## Task inputs:
+++
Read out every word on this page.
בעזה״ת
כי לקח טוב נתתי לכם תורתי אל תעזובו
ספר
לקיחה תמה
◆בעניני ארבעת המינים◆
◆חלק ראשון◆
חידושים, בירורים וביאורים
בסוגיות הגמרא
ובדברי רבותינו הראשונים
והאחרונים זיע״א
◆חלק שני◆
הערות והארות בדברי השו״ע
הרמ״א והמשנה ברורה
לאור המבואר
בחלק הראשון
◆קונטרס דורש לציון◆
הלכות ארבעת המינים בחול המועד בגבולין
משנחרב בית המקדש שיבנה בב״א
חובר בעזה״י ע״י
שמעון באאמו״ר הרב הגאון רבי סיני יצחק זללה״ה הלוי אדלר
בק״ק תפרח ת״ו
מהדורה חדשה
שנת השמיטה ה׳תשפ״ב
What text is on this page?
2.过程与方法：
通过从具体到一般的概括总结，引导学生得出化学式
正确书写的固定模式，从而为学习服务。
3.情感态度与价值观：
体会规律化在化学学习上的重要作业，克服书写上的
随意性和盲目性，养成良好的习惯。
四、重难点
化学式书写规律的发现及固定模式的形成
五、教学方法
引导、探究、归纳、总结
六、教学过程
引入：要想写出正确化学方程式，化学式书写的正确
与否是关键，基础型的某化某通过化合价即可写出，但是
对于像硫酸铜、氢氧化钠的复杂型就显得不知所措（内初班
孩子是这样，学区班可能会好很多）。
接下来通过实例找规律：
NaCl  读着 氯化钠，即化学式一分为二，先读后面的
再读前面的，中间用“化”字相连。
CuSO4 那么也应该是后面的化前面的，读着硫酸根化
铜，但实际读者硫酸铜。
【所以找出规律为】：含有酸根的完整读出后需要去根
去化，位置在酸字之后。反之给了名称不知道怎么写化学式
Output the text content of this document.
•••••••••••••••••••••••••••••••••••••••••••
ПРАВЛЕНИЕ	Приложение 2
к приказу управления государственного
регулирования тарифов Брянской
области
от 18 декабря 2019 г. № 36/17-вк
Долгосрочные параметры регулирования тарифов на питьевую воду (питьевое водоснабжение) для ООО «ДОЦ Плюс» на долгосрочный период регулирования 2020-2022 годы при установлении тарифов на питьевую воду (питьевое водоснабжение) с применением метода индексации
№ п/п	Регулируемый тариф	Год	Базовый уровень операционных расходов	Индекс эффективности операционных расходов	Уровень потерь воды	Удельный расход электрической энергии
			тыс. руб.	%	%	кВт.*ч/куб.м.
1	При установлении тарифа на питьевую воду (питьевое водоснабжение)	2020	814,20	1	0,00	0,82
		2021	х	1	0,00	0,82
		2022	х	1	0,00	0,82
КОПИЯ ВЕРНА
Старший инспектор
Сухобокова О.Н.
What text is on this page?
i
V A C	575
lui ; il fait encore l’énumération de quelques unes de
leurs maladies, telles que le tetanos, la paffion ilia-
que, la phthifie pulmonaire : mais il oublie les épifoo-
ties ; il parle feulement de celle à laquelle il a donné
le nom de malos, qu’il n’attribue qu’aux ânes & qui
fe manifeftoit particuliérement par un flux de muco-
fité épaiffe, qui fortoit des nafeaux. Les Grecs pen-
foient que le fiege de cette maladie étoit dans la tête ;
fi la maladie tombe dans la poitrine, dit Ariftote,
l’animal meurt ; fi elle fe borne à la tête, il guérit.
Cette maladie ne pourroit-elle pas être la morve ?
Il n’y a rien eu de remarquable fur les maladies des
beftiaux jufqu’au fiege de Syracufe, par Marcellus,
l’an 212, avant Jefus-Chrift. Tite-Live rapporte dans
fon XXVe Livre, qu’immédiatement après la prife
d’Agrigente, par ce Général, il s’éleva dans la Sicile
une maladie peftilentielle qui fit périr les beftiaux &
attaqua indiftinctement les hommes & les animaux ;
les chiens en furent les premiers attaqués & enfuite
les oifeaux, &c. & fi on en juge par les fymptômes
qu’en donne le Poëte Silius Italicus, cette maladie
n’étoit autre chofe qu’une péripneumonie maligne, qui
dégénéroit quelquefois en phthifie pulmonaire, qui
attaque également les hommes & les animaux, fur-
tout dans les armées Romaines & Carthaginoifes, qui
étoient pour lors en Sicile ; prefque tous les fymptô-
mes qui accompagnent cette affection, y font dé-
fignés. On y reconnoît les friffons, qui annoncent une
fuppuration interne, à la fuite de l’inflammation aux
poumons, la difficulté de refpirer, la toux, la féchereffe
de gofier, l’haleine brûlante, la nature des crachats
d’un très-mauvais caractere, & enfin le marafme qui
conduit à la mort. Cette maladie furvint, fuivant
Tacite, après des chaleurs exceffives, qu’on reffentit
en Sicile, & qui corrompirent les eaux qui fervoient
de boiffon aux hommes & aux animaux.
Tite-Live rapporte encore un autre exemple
+++
## Problem to solve:
Exactly reproduce every record.

## Output of the task:
Read out every word on this page.
בעזה״ת
כי לקח טוב נתתי לכם תורתי אל תעזובו
ספר
לקיחה תמה
◆בעניני ארבעת המינים◆
◆חלק ראשון◆
חידושים, בירורים וביאורים
בסוגיות הגמרא
ובדברי רבותינו הראשונים
והאחרונים זיע״א
◆חלק שני◆
הערות והארות בדברי השו״ע
הרמ״א והמשנה ברורה
לאור המבואר
בחלק הראשון
◆קונטרס דורש לציון◆
הלכות ארבעת המינים בחול המועד בגבולין
משנחרב בית המקדש שיבנה בב״א
חובר בעזה״י ע״י
שמעון באאמו״ר הרב הגאון רבי סיני יצחק זללה״ה הלוי אדלר
בק״ק תפרח ת״ו
מהדורה חדשה
שנת השמיטה ה׳תשפ״ב
What text is on this page?
2.过程与方法：
通过从具体到一般的概括总结，引导学生得出化学式
正确书写的固定模式，从而为学习服务。
3.情感态度与价值观：
体会规律化在化学学习上的重要作业，克服书写上的
随意性和盲目性，养成良好的习惯。
四、重难点
化学式书写规律的发现及固定模式的形成
五、教学方法
引导、探究、归纳、总结
六、教学过程
引入：要想写出正确化学方程式，化学式书写的正确
与否是关键，基础型的某化某通过化合价即可写出，但是
对于像硫酸铜、氢氧化钠的复杂型就显得不知所措（内初班
孩子是这样，学区班可能会好很多）。
接下来通过实例找规律：
NaCl  读着 氯化钠，即化学式一分为二，先读后面的
再读前面的，中间用“化”字相连。
CuSO4 那么也应该是后面的化前面的，读着硫酸根化
铜，但实际读者硫酸铜。
【所以找出规律为】：含有酸根的完整读出后需要去根
去化，位置在酸字之后。反之给了名称不知道怎么写化学式
Output the text content of this document.
•••••••••••••••••••••••••••••••••••••••••••
ПРАВЛЕНИЕ	Приложение 2
к приказу управления государственного
регулирования тарифов Брянской
области
от 18 декабря 2019 г. № 36/17-вк
Долгосрочные параметры регулирования тарифов на питьевую воду (питьевое водоснабжение) для ООО «ДОЦ Плюс» на долгосрочный период регулирования 2020-2022 годы при установлении тарифов на питьевую воду (питьевое водоснабжение) с применением метода индексации
№ п/п	Регулируемый тариф	Год	Базовый уровень операционных расходов	Индекс эффективности операционных расходов	Уровень потерь воды	Удельный расход электрической энергии
			тыс. руб.	%	%	кВт.*ч/куб.м.
1	При установлении тарифа на питьевую воду (питьевое водоснабжение)	2020	814,20	1	0,00	0,82
		2021	х	1	0,00	0,82
		2022	х	1	0,00	0,82
КОПИЯ ВЕРНА
Старший инспектор
Сухобокова О.Н.
What text is on this page?
i
V A C	575
lui ; il fait encore l’énumération de quelques unes de
leurs maladies, telles que le tetanos, la paffion ilia-
que, la phthifie pulmonaire : mais il oublie les épifoo-
ties ; il parle feulement de celle à laquelle il a donné
le nom de malos, qu’il n’attribue qu’aux ânes & qui
fe manifeftoit particuliérement par un flux de muco-
fité épaiffe, qui fortoit des nafeaux. Les Grecs pen-
foient que le fiege de cette maladie étoit dans la tête ;
fi la maladie tombe dans la poitrine, dit Ariftote,
l’animal meurt ; fi elle fe borne à la tête, il guérit.
Cette maladie ne pourroit-elle pas être la morve ?
Il n’y a rien eu de remarquable fur les maladies des
beftiaux jufqu’au fiege de Syracufe, par Marcellus,
l’an 212, avant Jefus-Chrift. Tite-Live rapporte dans
fon XXVe Livre, qu’immédiatement après la prife
d’Agrigente, par ce Général, il s’éleva dans la Sicile
une maladie peftilentielle qui fit périr les beftiaux &
attaqua indiftinctement les hommes & les animaux ;
les chiens en furent les premiers attaqués & enfuite
les oifeaux, &c. & fi on en juge par les fymptômes
qu’en donne le Poëte Silius Italicus, cette maladie
n’étoit autre chofe qu’une péripneumonie maligne, qui
dégénéroit quelquefois en phthifie pulmonaire, qui
attaque également les hommes & les animaux, fur-
tout dans les armées Romaines & Carthaginoifes, qui
étoient pour lors en Sicile ; prefque tous les fymptô-
mes qui accompagnent cette affection, y font dé-
fignés. On y reconnoît les friffons, qui annoncent une
fuppuration interne, à la fuite de l’inflammation aux
poumons, la difficulté de refpirer, la toux, la féchereffe
de gofier, l’haleine brûlante, la nature des crachats
d’un très-mauvais caractere, & enfin le marafme qui
conduit à la mort. Cette maladie furvint, fuivant
Tacite, après des chaleurs exceffives, qu’on reffentit
en Sicile, & qui corrompirent les eaux qui fervoient
de boiffon aux hommes & aux animaux.
Tite-Live rapporte encore un autre exemple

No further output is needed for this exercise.